Exercise task :: Output the listing lines verbatim, starting at the line that contains "toc-entry-page: 7 [467,459,473,470]" and ending at the line that contains "toc-entry-number: 1 [60,169,66,180]", with both of those lines included. Give only those lines.

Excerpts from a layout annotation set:
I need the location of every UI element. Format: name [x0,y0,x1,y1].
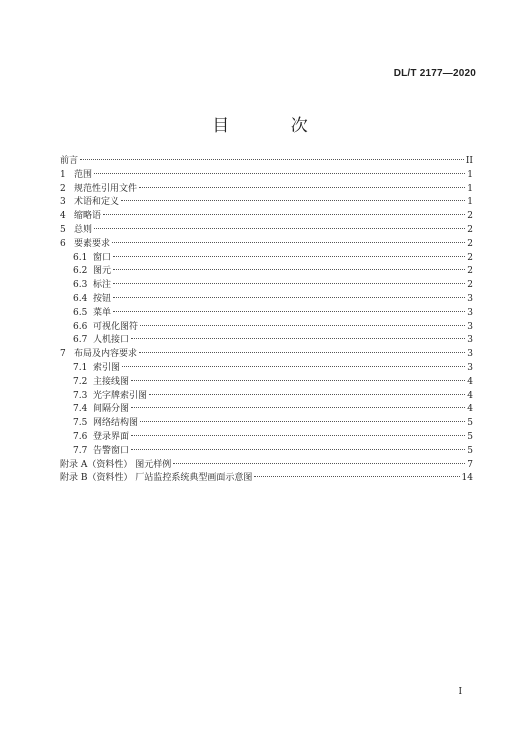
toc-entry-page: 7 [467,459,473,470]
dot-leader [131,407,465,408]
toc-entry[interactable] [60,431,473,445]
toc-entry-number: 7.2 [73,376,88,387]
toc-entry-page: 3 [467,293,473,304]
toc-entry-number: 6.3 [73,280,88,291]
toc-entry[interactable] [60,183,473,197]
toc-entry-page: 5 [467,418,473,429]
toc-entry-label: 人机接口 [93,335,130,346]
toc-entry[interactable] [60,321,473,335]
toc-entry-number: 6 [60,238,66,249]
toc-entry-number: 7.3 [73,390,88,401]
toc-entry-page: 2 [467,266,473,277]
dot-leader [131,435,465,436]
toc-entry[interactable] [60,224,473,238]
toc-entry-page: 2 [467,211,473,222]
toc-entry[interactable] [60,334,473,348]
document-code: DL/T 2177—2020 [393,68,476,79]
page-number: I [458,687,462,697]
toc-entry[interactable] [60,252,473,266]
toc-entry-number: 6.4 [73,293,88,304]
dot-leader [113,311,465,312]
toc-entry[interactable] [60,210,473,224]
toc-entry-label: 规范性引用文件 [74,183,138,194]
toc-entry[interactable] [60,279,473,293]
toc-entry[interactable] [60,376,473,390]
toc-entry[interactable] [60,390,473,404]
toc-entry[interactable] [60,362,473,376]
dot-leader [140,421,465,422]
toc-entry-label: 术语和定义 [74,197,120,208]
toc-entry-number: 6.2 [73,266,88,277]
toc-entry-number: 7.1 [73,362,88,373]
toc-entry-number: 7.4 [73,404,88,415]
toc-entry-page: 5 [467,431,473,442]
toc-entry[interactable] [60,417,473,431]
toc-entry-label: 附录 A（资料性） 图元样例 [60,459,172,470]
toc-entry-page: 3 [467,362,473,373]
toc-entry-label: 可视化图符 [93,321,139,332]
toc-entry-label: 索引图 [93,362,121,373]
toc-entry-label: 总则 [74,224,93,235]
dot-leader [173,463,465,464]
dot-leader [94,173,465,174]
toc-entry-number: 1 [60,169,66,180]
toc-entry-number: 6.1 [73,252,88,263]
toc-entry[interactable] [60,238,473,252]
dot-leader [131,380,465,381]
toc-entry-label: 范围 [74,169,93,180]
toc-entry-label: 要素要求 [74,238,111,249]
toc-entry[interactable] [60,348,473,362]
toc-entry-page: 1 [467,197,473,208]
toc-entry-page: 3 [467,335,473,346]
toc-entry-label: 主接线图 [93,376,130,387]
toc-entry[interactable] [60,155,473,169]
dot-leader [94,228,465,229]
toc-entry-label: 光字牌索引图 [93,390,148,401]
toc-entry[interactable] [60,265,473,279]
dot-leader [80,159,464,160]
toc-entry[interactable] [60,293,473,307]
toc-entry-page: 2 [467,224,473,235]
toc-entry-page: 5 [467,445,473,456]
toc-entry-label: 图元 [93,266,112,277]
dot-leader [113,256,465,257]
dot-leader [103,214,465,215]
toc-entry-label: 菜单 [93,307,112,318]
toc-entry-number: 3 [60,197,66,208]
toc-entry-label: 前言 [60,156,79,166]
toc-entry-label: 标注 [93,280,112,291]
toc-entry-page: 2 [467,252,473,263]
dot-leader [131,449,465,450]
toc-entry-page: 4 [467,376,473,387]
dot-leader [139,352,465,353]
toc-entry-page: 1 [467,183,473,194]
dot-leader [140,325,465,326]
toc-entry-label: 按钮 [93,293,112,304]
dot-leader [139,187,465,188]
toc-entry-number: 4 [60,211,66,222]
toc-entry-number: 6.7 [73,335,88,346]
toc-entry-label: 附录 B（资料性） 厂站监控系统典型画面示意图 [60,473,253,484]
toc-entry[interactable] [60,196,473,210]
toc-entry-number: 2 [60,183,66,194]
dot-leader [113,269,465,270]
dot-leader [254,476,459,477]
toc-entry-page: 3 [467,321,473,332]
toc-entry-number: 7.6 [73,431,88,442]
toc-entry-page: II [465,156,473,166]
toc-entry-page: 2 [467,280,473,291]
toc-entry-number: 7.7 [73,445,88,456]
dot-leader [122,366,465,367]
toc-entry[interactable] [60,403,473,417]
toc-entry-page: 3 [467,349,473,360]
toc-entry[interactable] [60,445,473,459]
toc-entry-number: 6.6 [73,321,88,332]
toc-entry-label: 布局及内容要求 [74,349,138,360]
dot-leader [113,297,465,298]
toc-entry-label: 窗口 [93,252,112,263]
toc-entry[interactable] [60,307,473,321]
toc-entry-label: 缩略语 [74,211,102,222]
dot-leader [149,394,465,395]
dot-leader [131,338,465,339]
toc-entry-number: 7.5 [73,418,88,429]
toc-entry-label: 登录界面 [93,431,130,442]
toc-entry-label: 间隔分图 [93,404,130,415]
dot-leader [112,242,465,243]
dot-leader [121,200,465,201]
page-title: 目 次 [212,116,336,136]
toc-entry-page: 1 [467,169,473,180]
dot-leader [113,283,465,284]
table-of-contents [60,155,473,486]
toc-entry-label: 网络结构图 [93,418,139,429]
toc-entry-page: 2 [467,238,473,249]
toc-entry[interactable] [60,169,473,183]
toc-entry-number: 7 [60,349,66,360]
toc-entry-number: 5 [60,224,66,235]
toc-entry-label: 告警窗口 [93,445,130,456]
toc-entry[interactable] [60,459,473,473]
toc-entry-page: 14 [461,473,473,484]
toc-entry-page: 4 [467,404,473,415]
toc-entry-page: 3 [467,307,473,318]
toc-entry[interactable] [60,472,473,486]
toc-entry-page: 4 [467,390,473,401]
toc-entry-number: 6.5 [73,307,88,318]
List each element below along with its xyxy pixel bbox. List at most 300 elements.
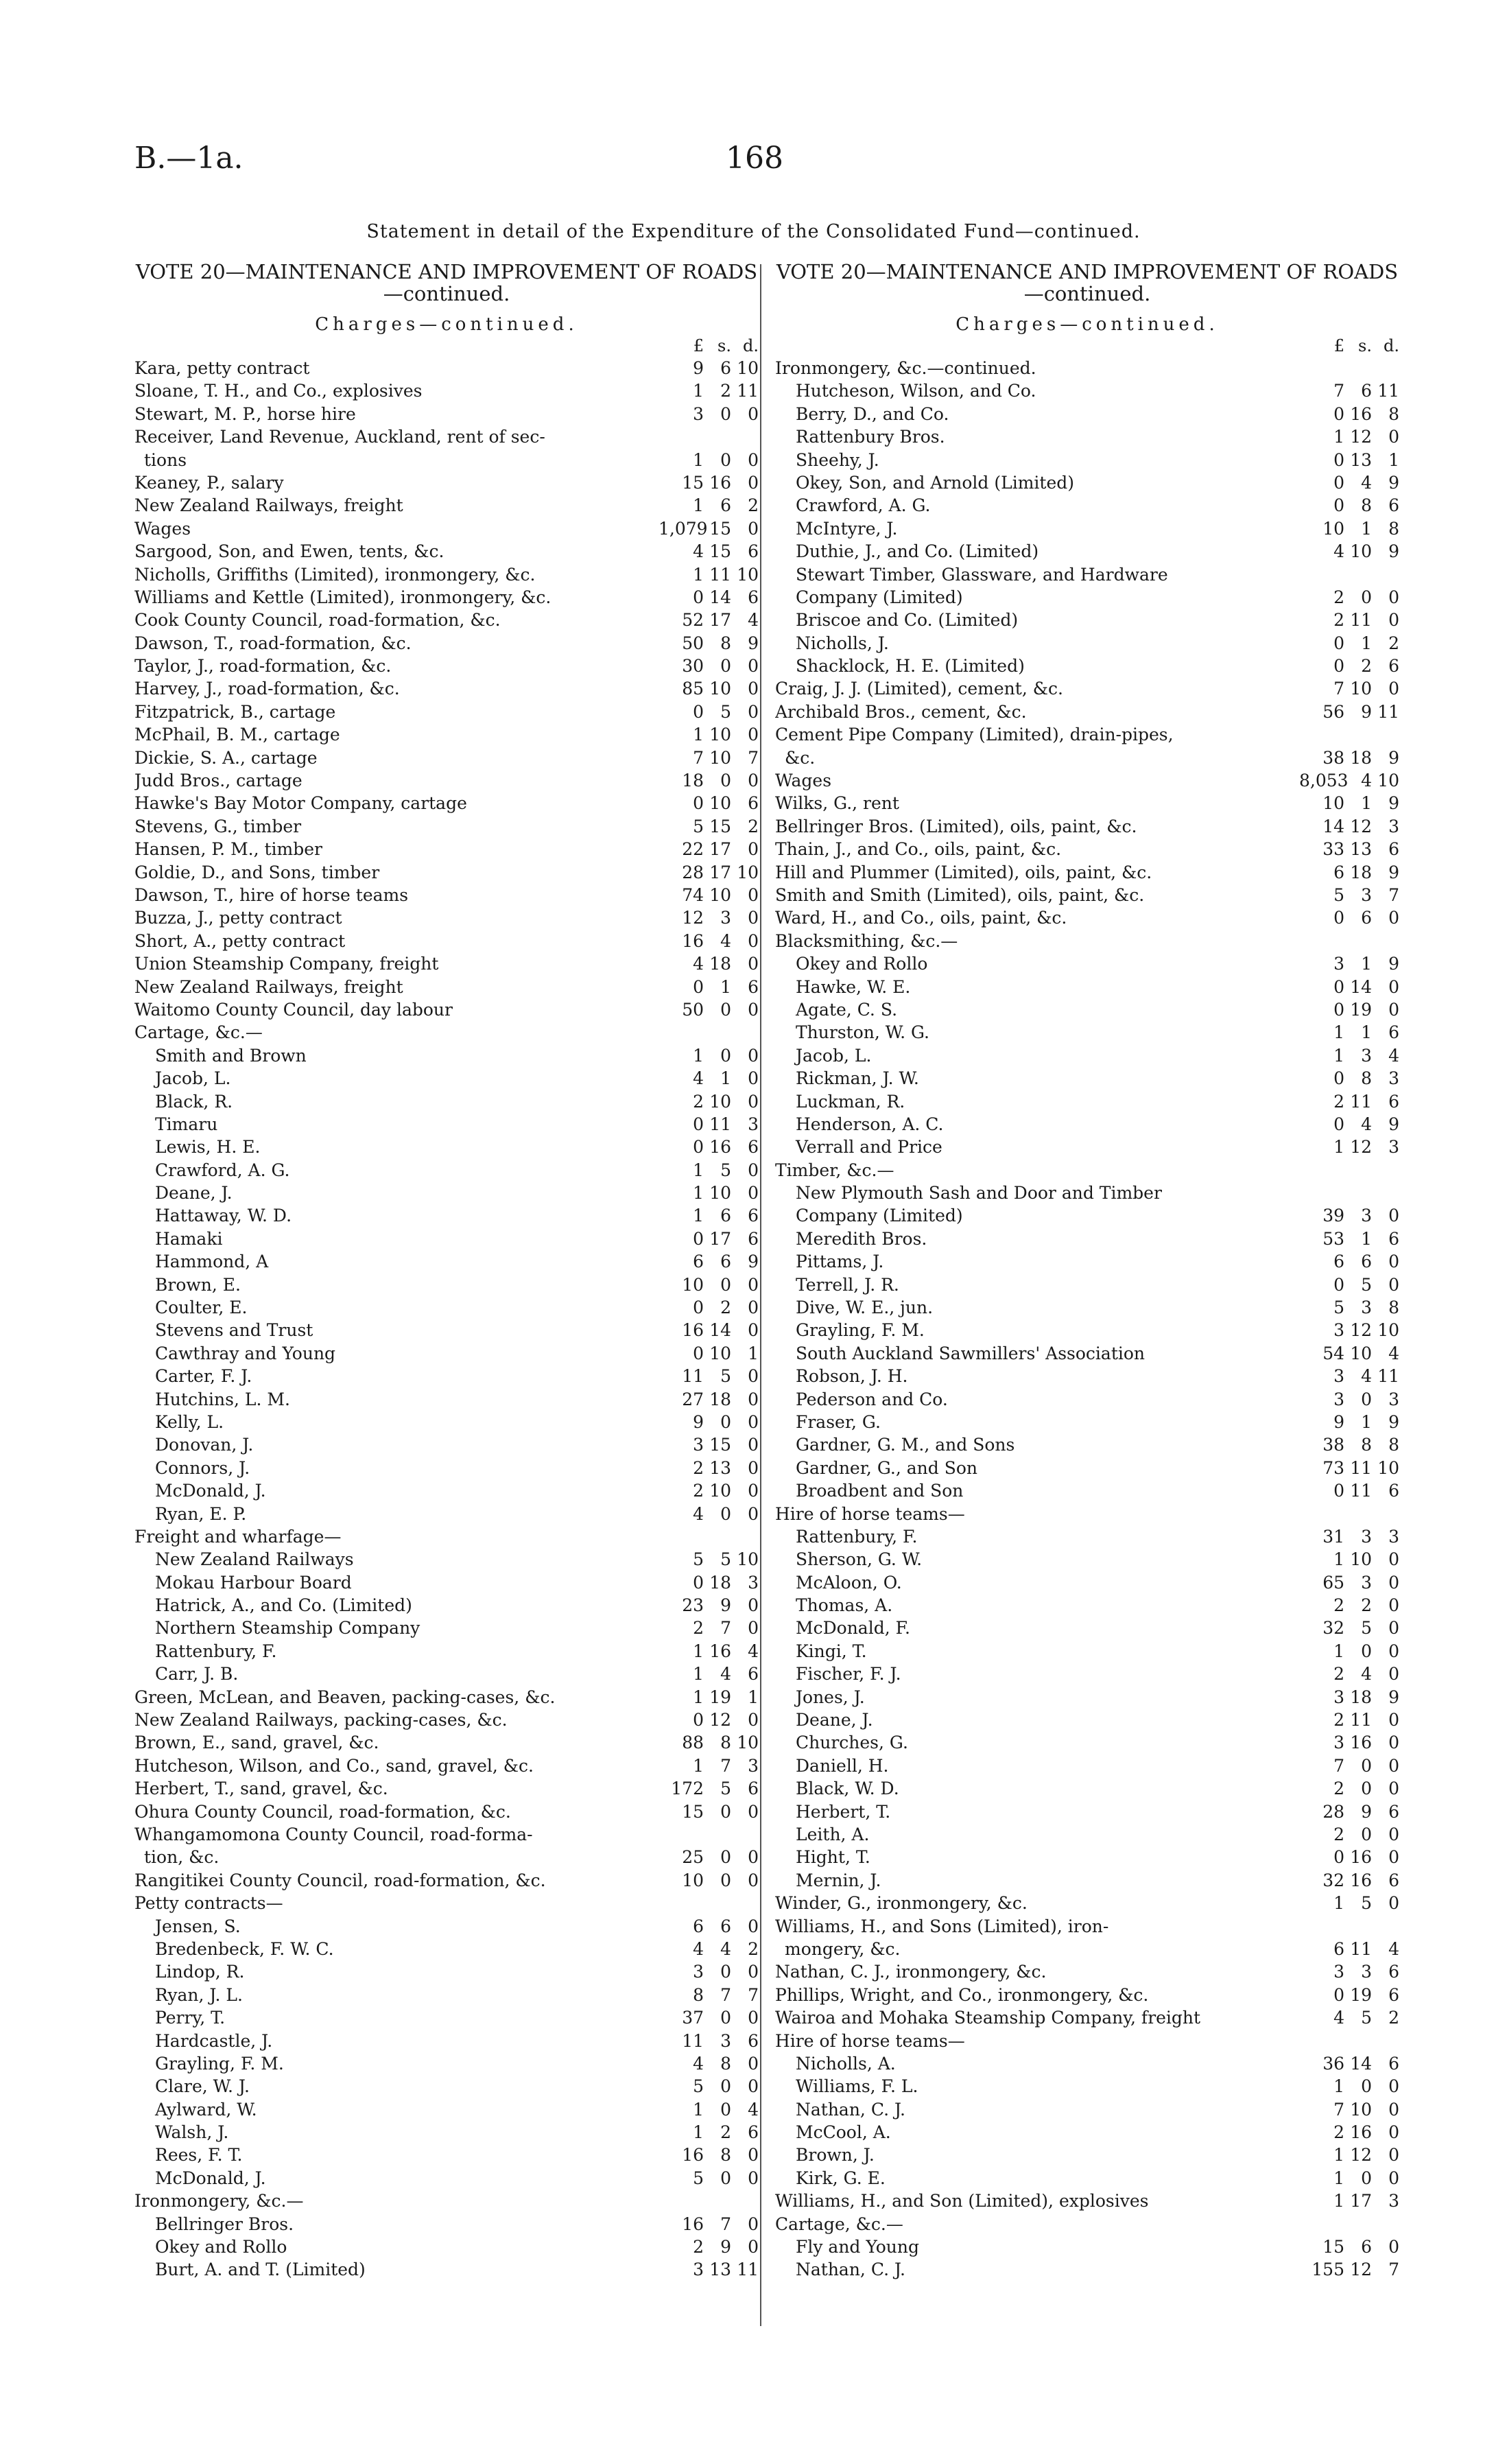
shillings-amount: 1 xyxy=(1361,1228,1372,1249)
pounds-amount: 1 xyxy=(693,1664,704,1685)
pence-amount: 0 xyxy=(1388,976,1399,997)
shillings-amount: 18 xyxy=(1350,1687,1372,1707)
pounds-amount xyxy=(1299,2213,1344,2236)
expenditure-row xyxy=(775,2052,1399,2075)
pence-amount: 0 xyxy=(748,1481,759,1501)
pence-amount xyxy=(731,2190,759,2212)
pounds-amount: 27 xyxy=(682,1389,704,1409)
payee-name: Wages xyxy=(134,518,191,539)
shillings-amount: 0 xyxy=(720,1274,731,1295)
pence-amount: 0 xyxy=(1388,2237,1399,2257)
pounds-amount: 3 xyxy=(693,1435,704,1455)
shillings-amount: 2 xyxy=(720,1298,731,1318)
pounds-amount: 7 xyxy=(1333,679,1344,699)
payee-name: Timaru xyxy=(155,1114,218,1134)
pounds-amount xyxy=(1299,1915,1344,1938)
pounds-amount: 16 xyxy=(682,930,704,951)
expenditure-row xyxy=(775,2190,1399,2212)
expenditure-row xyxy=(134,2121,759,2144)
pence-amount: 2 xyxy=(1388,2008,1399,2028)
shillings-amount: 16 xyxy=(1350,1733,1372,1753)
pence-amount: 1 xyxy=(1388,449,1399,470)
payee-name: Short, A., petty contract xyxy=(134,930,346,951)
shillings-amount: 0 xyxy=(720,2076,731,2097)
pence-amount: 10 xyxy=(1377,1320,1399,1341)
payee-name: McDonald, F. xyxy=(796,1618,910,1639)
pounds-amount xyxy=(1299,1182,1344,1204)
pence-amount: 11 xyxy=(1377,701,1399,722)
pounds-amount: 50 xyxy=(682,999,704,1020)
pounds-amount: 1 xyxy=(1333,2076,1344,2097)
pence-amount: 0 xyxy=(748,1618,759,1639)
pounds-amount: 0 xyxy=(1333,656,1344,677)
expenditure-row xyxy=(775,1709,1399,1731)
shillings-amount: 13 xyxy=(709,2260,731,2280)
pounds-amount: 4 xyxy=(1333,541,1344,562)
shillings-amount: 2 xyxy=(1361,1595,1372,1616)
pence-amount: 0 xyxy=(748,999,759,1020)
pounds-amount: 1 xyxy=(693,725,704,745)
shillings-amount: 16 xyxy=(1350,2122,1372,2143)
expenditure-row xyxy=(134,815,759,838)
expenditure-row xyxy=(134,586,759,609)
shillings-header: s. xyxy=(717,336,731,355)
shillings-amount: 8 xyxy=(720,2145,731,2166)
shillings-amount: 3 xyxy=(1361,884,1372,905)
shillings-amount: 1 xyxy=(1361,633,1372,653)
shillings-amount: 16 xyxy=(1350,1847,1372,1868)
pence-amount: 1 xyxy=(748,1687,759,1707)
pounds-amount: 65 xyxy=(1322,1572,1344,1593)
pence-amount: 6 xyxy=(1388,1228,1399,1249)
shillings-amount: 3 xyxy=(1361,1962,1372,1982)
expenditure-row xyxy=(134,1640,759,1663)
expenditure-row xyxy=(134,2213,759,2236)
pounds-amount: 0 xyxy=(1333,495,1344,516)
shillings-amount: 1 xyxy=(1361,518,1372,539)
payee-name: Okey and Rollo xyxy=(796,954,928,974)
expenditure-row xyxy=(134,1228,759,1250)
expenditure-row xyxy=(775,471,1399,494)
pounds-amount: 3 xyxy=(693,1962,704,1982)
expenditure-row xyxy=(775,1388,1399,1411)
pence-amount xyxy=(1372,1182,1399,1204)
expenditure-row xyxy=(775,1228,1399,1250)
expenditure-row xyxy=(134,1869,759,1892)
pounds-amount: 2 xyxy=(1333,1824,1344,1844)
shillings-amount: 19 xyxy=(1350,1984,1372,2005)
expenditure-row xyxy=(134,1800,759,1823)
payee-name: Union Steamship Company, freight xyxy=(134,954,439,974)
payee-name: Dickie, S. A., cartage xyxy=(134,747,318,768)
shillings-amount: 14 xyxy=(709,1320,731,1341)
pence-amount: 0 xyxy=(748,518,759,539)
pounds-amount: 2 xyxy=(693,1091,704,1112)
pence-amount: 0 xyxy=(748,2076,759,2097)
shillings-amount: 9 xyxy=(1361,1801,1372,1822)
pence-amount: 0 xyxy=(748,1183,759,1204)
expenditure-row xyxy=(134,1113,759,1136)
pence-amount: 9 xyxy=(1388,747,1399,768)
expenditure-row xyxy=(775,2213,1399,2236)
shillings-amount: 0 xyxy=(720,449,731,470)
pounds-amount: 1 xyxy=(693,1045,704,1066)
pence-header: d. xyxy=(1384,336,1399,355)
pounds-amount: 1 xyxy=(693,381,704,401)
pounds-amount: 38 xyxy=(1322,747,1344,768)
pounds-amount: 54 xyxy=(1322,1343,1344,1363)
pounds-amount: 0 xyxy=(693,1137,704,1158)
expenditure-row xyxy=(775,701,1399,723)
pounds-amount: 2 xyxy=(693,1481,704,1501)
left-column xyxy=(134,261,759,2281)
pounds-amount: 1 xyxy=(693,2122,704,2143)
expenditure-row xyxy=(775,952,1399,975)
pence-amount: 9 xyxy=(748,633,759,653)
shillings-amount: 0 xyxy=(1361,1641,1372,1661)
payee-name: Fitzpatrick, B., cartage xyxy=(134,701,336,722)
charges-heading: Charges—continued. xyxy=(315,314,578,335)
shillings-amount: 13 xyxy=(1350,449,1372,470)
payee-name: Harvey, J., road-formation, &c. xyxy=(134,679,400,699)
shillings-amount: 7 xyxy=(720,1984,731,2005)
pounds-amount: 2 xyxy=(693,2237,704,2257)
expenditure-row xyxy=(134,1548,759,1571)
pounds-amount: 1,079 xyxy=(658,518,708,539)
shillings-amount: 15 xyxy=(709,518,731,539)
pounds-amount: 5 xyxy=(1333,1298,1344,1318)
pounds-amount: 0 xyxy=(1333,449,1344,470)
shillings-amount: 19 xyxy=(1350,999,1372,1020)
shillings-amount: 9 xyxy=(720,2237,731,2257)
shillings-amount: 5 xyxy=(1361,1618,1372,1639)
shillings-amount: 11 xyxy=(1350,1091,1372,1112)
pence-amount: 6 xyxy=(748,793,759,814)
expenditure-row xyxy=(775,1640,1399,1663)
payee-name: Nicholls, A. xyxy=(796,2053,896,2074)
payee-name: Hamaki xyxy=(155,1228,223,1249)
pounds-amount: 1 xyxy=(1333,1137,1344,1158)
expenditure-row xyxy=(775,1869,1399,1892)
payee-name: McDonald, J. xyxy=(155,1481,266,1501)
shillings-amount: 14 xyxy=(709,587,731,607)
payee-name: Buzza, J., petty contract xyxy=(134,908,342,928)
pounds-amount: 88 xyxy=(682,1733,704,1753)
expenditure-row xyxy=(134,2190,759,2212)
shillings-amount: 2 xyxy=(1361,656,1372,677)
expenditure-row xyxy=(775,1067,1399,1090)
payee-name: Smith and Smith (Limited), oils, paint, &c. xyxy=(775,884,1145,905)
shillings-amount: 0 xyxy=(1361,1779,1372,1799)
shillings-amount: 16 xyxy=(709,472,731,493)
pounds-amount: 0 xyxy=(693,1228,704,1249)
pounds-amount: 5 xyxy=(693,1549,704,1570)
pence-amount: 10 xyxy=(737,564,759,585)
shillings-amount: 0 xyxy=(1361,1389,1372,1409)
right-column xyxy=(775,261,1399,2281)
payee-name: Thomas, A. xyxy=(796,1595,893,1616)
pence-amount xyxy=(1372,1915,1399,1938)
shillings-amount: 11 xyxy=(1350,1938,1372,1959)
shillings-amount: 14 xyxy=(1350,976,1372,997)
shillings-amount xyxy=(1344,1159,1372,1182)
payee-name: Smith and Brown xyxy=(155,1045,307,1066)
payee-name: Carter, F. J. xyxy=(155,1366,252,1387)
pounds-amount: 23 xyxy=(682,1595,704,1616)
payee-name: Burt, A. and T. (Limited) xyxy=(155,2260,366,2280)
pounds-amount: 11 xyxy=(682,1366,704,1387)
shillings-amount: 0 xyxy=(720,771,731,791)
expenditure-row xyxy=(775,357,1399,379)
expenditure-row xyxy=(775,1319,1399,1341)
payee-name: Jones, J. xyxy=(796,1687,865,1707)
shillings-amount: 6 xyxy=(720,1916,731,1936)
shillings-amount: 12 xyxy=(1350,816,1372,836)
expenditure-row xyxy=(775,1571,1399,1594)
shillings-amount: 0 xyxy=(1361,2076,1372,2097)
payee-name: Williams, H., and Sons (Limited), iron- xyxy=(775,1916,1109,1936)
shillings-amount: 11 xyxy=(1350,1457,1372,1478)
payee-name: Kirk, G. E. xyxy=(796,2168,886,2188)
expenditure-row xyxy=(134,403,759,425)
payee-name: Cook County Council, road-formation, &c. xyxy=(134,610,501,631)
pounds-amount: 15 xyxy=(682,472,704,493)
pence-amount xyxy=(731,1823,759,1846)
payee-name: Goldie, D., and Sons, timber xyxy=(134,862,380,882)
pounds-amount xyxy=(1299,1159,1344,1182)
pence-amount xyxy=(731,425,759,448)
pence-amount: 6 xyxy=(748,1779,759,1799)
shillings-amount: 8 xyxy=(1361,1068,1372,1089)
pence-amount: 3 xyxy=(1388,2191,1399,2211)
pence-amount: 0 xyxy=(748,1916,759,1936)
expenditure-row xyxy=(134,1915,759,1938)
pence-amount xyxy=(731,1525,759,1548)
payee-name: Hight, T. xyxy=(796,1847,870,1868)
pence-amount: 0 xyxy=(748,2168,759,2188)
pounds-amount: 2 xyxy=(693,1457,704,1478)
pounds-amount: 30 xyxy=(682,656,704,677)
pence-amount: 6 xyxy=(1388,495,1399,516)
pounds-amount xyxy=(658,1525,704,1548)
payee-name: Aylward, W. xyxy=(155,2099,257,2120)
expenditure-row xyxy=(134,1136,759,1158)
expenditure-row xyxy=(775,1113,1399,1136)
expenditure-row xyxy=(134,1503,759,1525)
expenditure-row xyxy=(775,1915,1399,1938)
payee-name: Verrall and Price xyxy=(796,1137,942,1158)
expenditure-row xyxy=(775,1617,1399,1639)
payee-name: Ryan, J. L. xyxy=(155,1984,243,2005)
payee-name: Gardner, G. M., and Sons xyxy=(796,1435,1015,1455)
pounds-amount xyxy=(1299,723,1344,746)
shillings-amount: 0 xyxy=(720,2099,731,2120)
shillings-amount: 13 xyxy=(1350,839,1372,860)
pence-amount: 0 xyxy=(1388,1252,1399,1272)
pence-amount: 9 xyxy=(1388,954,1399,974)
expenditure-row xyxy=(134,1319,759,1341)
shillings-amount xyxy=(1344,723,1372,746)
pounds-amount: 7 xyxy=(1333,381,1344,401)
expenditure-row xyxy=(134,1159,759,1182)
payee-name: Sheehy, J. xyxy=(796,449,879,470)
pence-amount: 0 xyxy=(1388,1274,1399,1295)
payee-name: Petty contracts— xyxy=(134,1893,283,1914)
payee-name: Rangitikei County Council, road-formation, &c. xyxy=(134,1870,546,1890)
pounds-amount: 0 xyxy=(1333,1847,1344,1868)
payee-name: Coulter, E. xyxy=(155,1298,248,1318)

Exercise answer ::
toc-entry-page: 7 [467,459,473,470]
dot-leader [131,407,465,408]
toc-entry[interactable] [60,431,473,445]
toc-entry-number: 7.2 [73,376,88,387]
toc-entry-page: 3 [467,293,473,304]
toc-entry-number: 6.3 [73,280,88,291]
toc-entry[interactable] [60,183,473,197]
toc-entry-page: 5 [467,418,473,429]
toc-entry-label: 人机接口 [93,335,130,346]
toc-entry[interactable] [60,321,473,335]
toc-entry-number: 6 [60,238,66,249]
toc-entry-number: 7.3 [73,390,88,401]
toc-entry-page: 2 [467,266,473,277]
dot-leader [131,435,465,436]
toc-entry[interactable] [60,224,473,238]
toc-entry-page: 2 [467,211,473,222]
toc-entry[interactable] [60,334,473,348]
document-code: DL/T 2177—2020 [393,68,476,79]
page-number: I [458,687,462,697]
toc-entry[interactable] [60,252,473,266]
toc-entry-number: 6.4 [73,293,88,304]
dot-leader [113,311,465,312]
toc-entry[interactable] [60,210,473,224]
toc-entry-label: 规范性引用文件 [74,183,138,194]
toc-entry[interactable] [60,279,473,293]
toc-entry[interactable] [60,376,473,390]
toc-entry[interactable] [60,390,473,404]
toc-entry[interactable] [60,362,473,376]
dot-leader [140,421,465,422]
toc-entry-label: 术语和定义 [74,197,120,208]
toc-entry-number: 6.2 [73,266,88,277]
toc-entry-number: 7.1 [73,362,88,373]
toc-entry-number: 7.4 [73,404,88,415]
toc-entry-page: 5 [467,431,473,442]
toc-entry[interactable] [60,417,473,431]
toc-entry-label: 附录 A（资料性） 图元样例 [60,459,172,470]
toc-entry-page: 3 [467,362,473,373]
toc-entry-label: 可视化图符 [93,321,139,332]
toc-entry-label: 索引图 [93,362,121,373]
toc-entry-label: 总则 [74,224,93,235]
dot-leader [173,463,465,464]
dot-leader [94,173,465,174]
toc-entry-number: 1 [60,169,66,180]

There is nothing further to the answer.